* _Text under study_
════════════════════

Mechanisms for Graphene Growth on SiO 2 Using Plasma-Enhanced Chemical Vapor Deposition: A Density Functional Theory Study.
Roberto C LongoHirokazu UedaKyeongjae ChoAlok RanjanPeter L G VentzekPublished in: ACS applied materials & interfaces (2022)
Plasma-enhanced chemical vapor deposition (PE-CVD) of graphene layers on dielectric substrates is one of the most important processes for the incorporation of graphene in semiconductor devices. Graphene is moving rapidly from the laboratory to practical implementation; therefore, devices may take advantage of the unique properties of such nanomaterial. Conventional approaches rely on pattern transfers after growing graphene on transition metals, which can cause nonuniformities, poor adherence, or other defects. Direct growth of graphene layers on the substrates of interest, mostly dielectrics, is the most logical approach, although it is not free from challenges and obstacles such as obtaining a specific yield of graphene layers with desired properties or accurate control of the growing number of layers. In this work, we use density-functional theory (DFT) coupled with ab initio molecular dynamics (AIMD) to investigate the initial stages of graphene growth on silicon oxide. We select C 2 H 2 as the PE-CVD precursor due to its large carbon contribution. On the basis of our simulation results for various surface models and precursor doses, we accurately describe the early stages of graphene growth, from the formation of carbon dimer rows to the critical length required to undergo dynamical folding that results in the formation of low-order polygonal shapes. The differences in bonding with the functionalization of the silicon oxide also mark the nature of the growing carbon layers as well as shed light of potential flaws in the adherence to the substrate. Finally, our dynamical matrix calculations and the obtained infrared (IR) spectra and vibrational characteristics provide accurate recipes to trace experimentally the growth mechanisms described and the corresponding identification of possible stacking faults or defects in the emerging graphene layers.

════════════════════

* _Given entries_
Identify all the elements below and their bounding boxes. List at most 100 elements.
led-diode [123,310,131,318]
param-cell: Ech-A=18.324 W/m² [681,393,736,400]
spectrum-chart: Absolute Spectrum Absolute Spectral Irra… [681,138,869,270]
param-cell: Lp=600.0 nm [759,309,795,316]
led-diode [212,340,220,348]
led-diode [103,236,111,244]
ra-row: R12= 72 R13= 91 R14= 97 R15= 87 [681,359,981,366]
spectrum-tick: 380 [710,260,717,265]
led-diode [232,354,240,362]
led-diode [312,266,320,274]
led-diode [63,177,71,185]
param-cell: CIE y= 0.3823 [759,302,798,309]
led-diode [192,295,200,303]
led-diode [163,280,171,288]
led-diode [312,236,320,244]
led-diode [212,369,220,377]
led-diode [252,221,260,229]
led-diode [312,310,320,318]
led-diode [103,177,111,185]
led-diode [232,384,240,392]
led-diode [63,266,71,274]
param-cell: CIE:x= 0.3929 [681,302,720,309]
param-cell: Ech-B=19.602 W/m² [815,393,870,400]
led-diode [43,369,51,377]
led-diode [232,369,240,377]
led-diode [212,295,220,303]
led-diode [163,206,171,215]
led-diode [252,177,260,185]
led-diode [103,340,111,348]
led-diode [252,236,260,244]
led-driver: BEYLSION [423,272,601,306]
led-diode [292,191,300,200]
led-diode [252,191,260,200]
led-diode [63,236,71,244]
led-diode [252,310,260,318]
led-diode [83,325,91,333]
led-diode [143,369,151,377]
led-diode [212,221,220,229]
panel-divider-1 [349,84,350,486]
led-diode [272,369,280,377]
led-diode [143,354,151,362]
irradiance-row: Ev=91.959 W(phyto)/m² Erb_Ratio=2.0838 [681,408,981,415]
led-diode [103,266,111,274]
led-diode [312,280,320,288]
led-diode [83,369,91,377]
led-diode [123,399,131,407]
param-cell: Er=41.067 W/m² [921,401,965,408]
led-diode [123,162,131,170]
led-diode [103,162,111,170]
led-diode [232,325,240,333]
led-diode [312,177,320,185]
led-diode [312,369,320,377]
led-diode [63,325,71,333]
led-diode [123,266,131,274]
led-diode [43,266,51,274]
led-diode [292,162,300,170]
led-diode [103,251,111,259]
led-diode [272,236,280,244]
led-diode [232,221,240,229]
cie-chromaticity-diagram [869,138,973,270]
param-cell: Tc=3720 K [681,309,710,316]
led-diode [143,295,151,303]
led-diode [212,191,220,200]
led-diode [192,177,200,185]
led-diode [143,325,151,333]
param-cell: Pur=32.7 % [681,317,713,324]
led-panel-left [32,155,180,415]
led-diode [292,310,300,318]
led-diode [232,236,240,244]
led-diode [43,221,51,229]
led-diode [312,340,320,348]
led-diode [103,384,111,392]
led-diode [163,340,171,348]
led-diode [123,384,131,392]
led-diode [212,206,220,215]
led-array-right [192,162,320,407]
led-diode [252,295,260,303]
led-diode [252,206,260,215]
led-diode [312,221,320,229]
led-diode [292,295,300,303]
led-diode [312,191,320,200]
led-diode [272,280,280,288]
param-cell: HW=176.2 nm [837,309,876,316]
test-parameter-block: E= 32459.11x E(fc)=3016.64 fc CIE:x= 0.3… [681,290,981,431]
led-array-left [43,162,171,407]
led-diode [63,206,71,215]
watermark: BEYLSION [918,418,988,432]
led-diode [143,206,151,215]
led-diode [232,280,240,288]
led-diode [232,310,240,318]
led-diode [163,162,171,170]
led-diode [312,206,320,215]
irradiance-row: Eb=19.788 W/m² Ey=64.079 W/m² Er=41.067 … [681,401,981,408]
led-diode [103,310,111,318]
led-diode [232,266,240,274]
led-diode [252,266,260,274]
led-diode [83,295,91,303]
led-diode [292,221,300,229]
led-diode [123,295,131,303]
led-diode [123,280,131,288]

════════════════════

* _List of tasks_
[A] In the graphene growth abstract, why was C2H2 chosen as the PE-CVD precursor?
[B] Reproduce word for word the passage of the graphene growth abstract that starts with the words "Mechanisms for Graphene" and ends with "materials & interfaces (2022)".
The lines have no role in this work.

* _Numbered answers_
[A] It was chosen for its large carbon contribution.

[B]
Mechanisms for Graphene Growth on SiO 2 Using Plasma-Enhanced Chemical Vapor Deposition: A Density Functional Theory Study.
Roberto C LongoHirokazu UedaKyeongjae ChoAlok RanjanPeter L G VentzekPublished in: ACS applied materials & interfaces (2022)